* start Extracted material *

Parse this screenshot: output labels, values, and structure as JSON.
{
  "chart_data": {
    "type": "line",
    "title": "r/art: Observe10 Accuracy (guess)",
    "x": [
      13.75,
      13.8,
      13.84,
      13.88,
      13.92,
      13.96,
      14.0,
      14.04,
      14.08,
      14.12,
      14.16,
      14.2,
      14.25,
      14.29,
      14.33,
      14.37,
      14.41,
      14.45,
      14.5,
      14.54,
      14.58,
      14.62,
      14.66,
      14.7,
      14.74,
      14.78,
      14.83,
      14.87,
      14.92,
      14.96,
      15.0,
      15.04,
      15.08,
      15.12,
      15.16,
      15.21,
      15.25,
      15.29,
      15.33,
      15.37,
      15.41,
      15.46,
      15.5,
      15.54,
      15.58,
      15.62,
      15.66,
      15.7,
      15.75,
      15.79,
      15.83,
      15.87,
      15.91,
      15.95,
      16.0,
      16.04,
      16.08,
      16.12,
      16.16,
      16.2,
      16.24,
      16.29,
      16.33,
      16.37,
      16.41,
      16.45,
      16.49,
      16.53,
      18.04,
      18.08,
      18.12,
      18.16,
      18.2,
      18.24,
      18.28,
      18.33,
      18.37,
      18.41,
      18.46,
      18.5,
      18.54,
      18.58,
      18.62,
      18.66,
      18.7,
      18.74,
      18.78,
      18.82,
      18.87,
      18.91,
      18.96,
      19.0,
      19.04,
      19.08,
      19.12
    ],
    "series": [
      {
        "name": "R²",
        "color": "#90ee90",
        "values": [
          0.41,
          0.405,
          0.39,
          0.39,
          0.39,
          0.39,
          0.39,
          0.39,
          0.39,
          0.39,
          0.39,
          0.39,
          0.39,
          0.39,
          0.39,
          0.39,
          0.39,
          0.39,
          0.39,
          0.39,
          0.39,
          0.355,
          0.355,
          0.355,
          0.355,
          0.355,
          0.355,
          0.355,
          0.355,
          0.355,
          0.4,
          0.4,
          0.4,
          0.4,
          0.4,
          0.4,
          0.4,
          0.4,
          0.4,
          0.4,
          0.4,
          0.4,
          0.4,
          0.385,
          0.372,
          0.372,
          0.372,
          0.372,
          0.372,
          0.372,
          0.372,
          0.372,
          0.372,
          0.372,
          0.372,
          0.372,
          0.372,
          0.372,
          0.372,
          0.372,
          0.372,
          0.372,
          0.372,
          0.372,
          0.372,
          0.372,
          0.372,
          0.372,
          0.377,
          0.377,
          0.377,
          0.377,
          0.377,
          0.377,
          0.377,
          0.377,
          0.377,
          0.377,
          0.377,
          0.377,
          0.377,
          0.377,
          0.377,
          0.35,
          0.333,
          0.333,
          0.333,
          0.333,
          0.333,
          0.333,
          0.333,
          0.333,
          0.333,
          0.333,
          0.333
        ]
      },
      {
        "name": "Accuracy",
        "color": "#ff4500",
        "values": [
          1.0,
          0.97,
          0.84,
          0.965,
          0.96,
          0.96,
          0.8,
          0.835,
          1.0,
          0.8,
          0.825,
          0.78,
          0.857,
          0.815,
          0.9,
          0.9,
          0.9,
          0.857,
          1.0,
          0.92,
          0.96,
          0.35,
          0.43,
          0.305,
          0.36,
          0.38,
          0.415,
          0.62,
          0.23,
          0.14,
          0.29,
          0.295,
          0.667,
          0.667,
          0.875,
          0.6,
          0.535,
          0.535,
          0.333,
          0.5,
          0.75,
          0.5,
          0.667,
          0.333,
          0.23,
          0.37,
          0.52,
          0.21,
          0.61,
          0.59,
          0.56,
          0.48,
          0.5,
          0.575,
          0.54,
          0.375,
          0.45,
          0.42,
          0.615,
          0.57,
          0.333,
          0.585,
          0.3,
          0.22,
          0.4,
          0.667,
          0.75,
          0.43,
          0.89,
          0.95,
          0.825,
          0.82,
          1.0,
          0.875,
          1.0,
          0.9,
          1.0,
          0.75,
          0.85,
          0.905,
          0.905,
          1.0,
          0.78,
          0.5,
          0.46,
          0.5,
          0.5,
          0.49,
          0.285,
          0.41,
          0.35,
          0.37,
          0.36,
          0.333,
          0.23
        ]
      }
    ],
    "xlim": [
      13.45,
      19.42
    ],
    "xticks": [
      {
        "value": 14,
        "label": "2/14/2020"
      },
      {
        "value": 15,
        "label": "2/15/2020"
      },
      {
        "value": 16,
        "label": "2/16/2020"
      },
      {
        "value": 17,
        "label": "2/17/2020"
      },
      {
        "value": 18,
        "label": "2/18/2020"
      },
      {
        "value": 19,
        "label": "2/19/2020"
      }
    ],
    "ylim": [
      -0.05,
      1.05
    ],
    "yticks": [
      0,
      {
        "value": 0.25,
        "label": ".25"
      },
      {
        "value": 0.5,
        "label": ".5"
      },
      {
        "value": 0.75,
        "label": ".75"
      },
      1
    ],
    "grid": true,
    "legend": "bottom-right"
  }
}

* end Extracted material *

**Stated problem**
Check each line of the records above for the string "Accuracy", and report every line that has it.

**Response to the exercise**
    "title": "r/art: Observe10 Accuracy (guess)",
        "name": "Accuracy",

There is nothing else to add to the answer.